Yes, my pair is close enough in size that you really need to see them side-by-side. Honestly, the additional pics don't give me any better idea of sexes. The method mentioned by Kyle (KC3) is the best way I've been able to be 100% sure of the sexes. Male vanzos seem to call often when housed alone. But as he mentioned, this will take at least a few days and possibly a few months until the frogs become comfortable enough to call. Submissive males will likely not call in the presence of a dominant male. You will most likely have to separate them the get calling out of both if they are male. If only one calls and you are sufficiently satisfied the other isn't going to call, reintroduce them and you may start to see courtship.

Any guesses made at the sexes at this point wouldn't be a guarantee anyway. Calling, eggs, fighting, and courting are the only guarantee (and even that is debatable). 

Thanks,
Kevin


----------



## KC3 (Sep 12, 2012)

If you are this questionable now and you already know you've been lied to once then I would assume your suspicion may be correct. The only thing I can say for myself is I would not wait weeks or months and act now if you are truly this concerned. It seems as though you have the right to be if not only you but friends have been lied to already no matter how big or small. That's just what I would do though.

**Written request 1:**
In the forum thread on sexing frogs, what do male vanzos seem to do often when housed alone?
**Written request 2:**
Please reproduce the listing from its first line down through the line that contains "save-button[interactable]: Сохранить —", including both of those lines.

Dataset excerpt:
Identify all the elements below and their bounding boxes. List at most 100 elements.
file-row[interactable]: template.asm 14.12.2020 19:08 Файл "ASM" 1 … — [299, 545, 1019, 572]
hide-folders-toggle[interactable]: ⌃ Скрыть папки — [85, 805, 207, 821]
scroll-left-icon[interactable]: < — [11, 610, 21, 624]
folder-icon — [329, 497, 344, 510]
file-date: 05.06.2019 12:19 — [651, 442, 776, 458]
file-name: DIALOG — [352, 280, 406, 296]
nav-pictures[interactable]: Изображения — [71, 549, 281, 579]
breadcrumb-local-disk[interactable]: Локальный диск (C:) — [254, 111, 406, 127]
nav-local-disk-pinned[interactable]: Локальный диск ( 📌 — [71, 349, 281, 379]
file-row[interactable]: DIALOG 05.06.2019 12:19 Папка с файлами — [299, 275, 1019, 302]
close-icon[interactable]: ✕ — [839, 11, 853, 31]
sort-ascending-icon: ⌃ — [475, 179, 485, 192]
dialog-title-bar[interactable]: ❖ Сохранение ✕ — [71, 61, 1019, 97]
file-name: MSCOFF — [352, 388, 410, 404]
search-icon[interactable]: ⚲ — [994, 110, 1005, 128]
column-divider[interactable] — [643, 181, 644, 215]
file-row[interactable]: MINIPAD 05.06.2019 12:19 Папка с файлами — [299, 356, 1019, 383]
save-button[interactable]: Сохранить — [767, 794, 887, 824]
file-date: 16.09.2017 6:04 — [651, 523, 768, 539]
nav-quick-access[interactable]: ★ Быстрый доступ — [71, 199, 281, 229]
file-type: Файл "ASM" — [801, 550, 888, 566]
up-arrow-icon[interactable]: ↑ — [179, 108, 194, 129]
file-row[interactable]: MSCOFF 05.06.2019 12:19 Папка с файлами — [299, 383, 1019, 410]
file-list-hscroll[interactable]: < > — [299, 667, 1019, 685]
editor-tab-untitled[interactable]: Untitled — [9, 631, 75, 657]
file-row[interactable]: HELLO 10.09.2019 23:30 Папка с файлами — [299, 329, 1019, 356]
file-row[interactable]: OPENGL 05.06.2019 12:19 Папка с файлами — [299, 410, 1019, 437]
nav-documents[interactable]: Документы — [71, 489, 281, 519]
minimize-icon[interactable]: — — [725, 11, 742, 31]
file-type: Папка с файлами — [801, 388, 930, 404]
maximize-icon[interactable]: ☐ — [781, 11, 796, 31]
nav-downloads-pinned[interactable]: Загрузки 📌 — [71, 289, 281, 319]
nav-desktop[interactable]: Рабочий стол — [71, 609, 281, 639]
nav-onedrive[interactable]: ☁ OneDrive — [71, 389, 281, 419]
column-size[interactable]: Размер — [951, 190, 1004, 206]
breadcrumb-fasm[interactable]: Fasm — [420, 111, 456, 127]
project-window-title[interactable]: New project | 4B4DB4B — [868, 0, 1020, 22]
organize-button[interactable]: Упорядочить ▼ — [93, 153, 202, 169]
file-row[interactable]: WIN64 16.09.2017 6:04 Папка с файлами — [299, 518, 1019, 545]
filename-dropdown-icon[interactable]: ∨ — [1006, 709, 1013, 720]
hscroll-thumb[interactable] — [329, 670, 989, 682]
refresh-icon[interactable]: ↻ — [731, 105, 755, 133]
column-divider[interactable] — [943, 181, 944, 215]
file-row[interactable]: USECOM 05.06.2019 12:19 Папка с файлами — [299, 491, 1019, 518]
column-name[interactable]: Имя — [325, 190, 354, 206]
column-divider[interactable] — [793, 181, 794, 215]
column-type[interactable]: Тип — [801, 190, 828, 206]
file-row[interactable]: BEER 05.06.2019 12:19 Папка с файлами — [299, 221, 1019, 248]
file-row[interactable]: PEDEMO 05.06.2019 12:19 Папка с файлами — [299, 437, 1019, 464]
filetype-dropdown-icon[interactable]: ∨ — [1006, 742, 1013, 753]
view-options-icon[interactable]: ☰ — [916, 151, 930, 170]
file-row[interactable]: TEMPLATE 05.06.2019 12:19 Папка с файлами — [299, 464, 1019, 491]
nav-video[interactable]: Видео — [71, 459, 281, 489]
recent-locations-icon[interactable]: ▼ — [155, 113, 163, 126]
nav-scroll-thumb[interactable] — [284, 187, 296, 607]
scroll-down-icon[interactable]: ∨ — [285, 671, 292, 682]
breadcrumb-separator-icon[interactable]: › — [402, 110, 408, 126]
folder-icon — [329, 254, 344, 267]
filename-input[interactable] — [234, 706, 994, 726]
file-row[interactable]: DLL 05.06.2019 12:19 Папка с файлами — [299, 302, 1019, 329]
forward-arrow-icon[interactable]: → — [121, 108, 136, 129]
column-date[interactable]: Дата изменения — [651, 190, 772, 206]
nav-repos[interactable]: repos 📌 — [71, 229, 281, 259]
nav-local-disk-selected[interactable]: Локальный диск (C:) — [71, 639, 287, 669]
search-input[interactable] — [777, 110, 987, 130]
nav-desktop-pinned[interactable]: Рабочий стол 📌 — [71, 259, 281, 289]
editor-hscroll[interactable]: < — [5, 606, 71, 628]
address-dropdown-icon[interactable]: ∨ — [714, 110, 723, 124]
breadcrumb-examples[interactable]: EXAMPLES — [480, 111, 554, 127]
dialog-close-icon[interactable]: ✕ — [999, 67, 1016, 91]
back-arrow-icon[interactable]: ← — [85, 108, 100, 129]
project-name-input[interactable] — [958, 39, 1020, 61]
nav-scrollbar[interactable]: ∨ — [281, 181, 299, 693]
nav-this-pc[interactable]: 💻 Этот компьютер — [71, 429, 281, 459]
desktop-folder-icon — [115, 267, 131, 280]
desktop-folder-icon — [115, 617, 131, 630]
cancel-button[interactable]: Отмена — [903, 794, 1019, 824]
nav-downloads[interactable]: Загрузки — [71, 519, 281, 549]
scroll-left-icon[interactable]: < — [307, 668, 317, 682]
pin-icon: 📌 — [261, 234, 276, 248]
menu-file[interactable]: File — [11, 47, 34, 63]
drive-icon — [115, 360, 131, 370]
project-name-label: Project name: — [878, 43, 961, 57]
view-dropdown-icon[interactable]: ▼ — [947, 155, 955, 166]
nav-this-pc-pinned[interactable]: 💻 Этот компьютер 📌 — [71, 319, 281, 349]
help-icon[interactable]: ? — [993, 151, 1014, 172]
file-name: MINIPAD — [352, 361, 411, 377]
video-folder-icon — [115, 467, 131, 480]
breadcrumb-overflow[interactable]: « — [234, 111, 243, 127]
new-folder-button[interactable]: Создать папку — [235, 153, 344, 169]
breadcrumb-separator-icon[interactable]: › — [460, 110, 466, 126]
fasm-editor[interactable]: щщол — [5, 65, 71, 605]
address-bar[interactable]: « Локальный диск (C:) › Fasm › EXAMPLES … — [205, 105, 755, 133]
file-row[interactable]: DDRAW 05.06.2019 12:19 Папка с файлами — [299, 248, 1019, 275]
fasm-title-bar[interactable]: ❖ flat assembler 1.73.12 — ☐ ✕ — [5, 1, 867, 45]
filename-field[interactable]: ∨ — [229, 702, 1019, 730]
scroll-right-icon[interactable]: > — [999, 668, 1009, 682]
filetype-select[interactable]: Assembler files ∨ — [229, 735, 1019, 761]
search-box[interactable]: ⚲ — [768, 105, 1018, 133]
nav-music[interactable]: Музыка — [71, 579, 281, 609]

**Exercise output 1:**
They call often.

**Exercise output 2:**
Identify all the elements below and their bounding boxes. List at most 100 elements.
file-row[interactable]: template.asm 14.12.2020 19:08 Файл "ASM" 1 … — [299, 545, 1019, 572]
hide-folders-toggle[interactable]: ⌃ Скрыть папки — [85, 805, 207, 821]
scroll-left-icon[interactable]: < — [11, 610, 21, 624]
folder-icon — [329, 497, 344, 510]
file-date: 05.06.2019 12:19 — [651, 442, 776, 458]
file-name: DIALOG — [352, 280, 406, 296]
nav-pictures[interactable]: Изображения — [71, 549, 281, 579]
breadcrumb-local-disk[interactable]: Локальный диск (C:) — [254, 111, 406, 127]
nav-local-disk-pinned[interactable]: Локальный диск ( 📌 — [71, 349, 281, 379]
file-row[interactable]: DIALOG 05.06.2019 12:19 Папка с файлами — [299, 275, 1019, 302]
close-icon[interactable]: ✕ — [839, 11, 853, 31]
sort-ascending-icon: ⌃ — [475, 179, 485, 192]
dialog-title-bar[interactable]: ❖ Сохранение ✕ — [71, 61, 1019, 97]
file-name: MSCOFF — [352, 388, 410, 404]
search-icon[interactable]: ⚲ — [994, 110, 1005, 128]
column-divider[interactable] — [643, 181, 644, 215]
file-row[interactable]: MINIPAD 05.06.2019 12:19 Папка с файлами — [299, 356, 1019, 383]
save-button[interactable]: Сохранить — [767, 794, 887, 824]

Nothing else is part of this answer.